(Data entries)
=====
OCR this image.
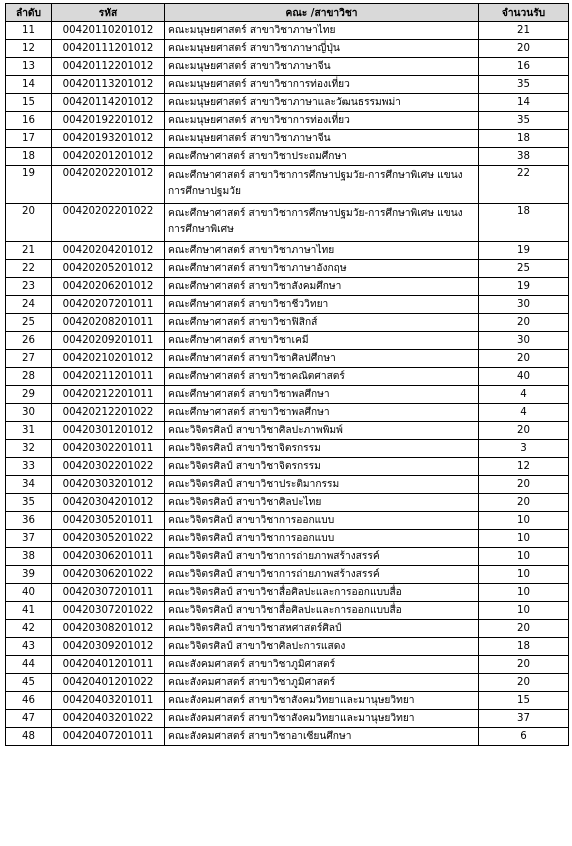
ลำดับ	รหัส	คณะ /สาขาวิชา	จำนวนรับ
11	00420110201012	คณะมนุษยศาสตร์ สาขาวิชาภาษาไทย	21
12	00420111201012	คณะมนุษยศาสตร์ สาขาวิชาภาษาญี่ปุ่น	20
13	00420112201012	คณะมนุษยศาสตร์ สาขาวิชาภาษาจีน	16
14	00420113201012	คณะมนุษยศาสตร์ สาขาวิชาการท่องเที่ยว	35
15	00420114201012	คณะมนุษยศาสตร์ สาขาวิชาภาษาและวัฒนธรรมพม่า	14
16	00420192201012	คณะมนุษยศาสตร์ สาขาวิชาการท่องเที่ยว	35
17	00420193201012	คณะมนุษยศาสตร์ สาขาวิชาภาษาจีน	18
18	00420201201012	คณะศึกษาศาสตร์ สาขาวิชาประถมศึกษา	38
19	00420202201012	คณะศึกษาศาสตร์ สาขาวิชาการศึกษาปฐมวัย-การศึกษาพิเศษ แขนงการศึกษาปฐมวัย	22
20	00420202201022	คณะศึกษาศาสตร์ สาขาวิชาการศึกษาปฐมวัย-การศึกษาพิเศษ แขนงการศึกษาพิเศษ	18
21	00420204201012	คณะศึกษาศาสตร์ สาขาวิชาภาษาไทย	19
22	00420205201012	คณะศึกษาศาสตร์ สาขาวิชาภาษาอังกฤษ	25
23	00420206201012	คณะศึกษาศาสตร์ สาขาวิชาสังคมศึกษา	19
24	00420207201011	คณะศึกษาศาสตร์ สาขาวิชาชีววิทยา	30
25	00420208201011	คณะศึกษาศาสตร์ สาขาวิชาฟิสิกส์	20
26	00420209201011	คณะศึกษาศาสตร์ สาขาวิชาเคมี	30
27	00420210201012	คณะศึกษาศาสตร์ สาขาวิชาศิลปศึกษา	20
28	00420211201011	คณะศึกษาศาสตร์ สาขาวิชาคณิตศาสตร์	40
29	00420212201011	คณะศึกษาศาสตร์ สาขาวิชาพลศึกษา	4
30	00420212201022	คณะศึกษาศาสตร์ สาขาวิชาพลศึกษา	4
31	00420301201012	คณะวิจิตรศิลป์ สาขาวิชาศิลปะภาพพิมพ์	20
32	00420302201011	คณะวิจิตรศิลป์ สาขาวิชาจิตรกรรม	3
33	00420302201022	คณะวิจิตรศิลป์ สาขาวิชาจิตรกรรม	12
34	00420303201012	คณะวิจิตรศิลป์ สาขาวิชาประติมากรรม	20
35	00420304201012	คณะวิจิตรศิลป์ สาขาวิชาศิลปะไทย	20
36	00420305201011	คณะวิจิตรศิลป์ สาขาวิชาการออกแบบ	10
37	00420305201022	คณะวิจิตรศิลป์ สาขาวิชาการออกแบบ	10
38	00420306201011	คณะวิจิตรศิลป์ สาขาวิชาการถ่ายภาพสร้างสรรค์	10
39	00420306201022	คณะวิจิตรศิลป์ สาขาวิชาการถ่ายภาพสร้างสรรค์	10
40	00420307201011	คณะวิจิตรศิลป์ สาขาวิชาสื่อศิลปะและการออกแบบสื่อ	10
41	00420307201022	คณะวิจิตรศิลป์ สาขาวิชาสื่อศิลปะและการออกแบบสื่อ	10
42	00420308201012	คณะวิจิตรศิลป์ สาขาวิชาสหศาสตร์ศิลป์	20
43	00420309201012	คณะวิจิตรศิลป์ สาขาวิชาศิลปะการแสดง	18
44	00420401201011	คณะสังคมศาสตร์ สาขาวิชาภูมิศาสตร์	20
45	00420401201022	คณะสังคมศาสตร์ สาขาวิชาภูมิศาสตร์	20
46	00420403201011	คณะสังคมศาสตร์ สาขาวิชาสังคมวิทยาและมานุษยวิทยา	15
47	00420403201022	คณะสังคมศาสตร์ สาขาวิชาสังคมวิทยาและมานุษยวิทยา	37
48	00420407201011	คณะสังคมศาสตร์ สาขาวิชาอาเซียนศึกษา	6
=====
Instructions for the task: Find the word "ลปะและการออกแบบส" in the entries above and gather every line that holds it.

Answer to this exercise:
40	00420307201011	คณะวิจิตรศิลป์ สาขาวิชาสื่อศิลปะและการออกแบบสื่อ	10
41	00420307201022	คณะวิจิตรศิลป์ สาขาวิชาสื่อศิลปะและการออกแบบสื่อ	10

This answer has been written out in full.